[Figure data in JSON]
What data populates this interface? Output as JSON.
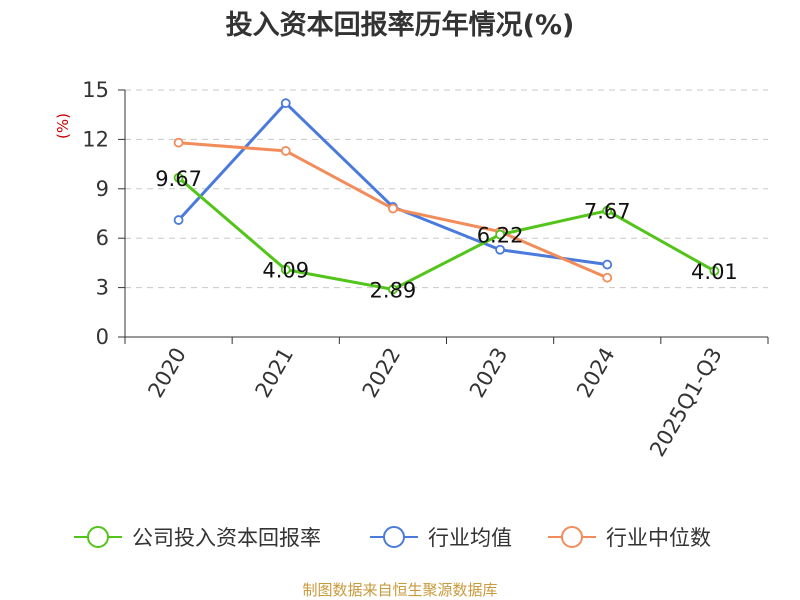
{
  "chart_data": {
    "type": "line",
    "title": "投入资本回报率历年情况(%)",
    "ylabel": "(%)",
    "categories": [
      "2020",
      "2021",
      "2022",
      "2023",
      "2024",
      "2025Q1-Q3"
    ],
    "yticks": [
      0,
      3,
      6,
      9,
      12,
      15
    ],
    "ylim": [
      0,
      15
    ],
    "grid": "horizontal dashed",
    "legend_position": "bottom",
    "series": [
      {
        "name": "公司投入资本回报率",
        "color": "#52c41a",
        "values": [
          9.67,
          4.09,
          2.89,
          6.22,
          7.67,
          4.01
        ],
        "labels": [
          "9.67",
          "4.09",
          "2.89",
          "6.22",
          "7.67",
          "4.01"
        ]
      },
      {
        "name": "行业均值",
        "color": "#4a7bdc",
        "values": [
          7.1,
          14.2,
          7.9,
          5.3,
          4.4,
          null
        ]
      },
      {
        "name": "行业中位数",
        "color": "#f28c5a",
        "values": [
          11.8,
          11.3,
          7.8,
          6.4,
          3.6,
          null
        ]
      }
    ]
  },
  "source": "制图数据来自恒生聚源数据库"
}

◆ **Directions**
Restate the data above word for word. Skip every picture.

◆ **Finished task**
What data populates this interface? Output as JSON.
{
  "chart_data": {
    "type": "line",
    "title": "投入资本回报率历年情况(%)",
    "ylabel": "(%)",
    "categories": [
      "2020",
      "2021",
      "2022",
      "2023",
      "2024",
      "2025Q1-Q3"
    ],
    "yticks": [
      0,
      3,
      6,
      9,
      12,
      15
    ],
    "ylim": [
      0,
      15
    ],
    "grid": "horizontal dashed",
    "legend_position": "bottom",
    "series": [
      {
        "name": "公司投入资本回报率",
        "color": "#52c41a",
        "values": [
          9.67,
          4.09,
          2.89,
          6.22,
          7.67,
          4.01
        ],
        "labels": [
          "9.67",
          "4.09",
          "2.89",
          "6.22",
          "7.67",
          "4.01"
        ]
      },
      {
        "name": "行业均值",
        "color": "#4a7bdc",
        "values": [
          7.1,
          14.2,
          7.9,
          5.3,
          4.4,
          null
        ]
      },
      {
        "name": "行业中位数",
        "color": "#f28c5a",
        "values": [
          11.8,
          11.3,
          7.8,
          6.4,
          3.6,
          null
        ]
      }
    ]
  },
  "source": "制图数据来自恒生聚源数据库"
}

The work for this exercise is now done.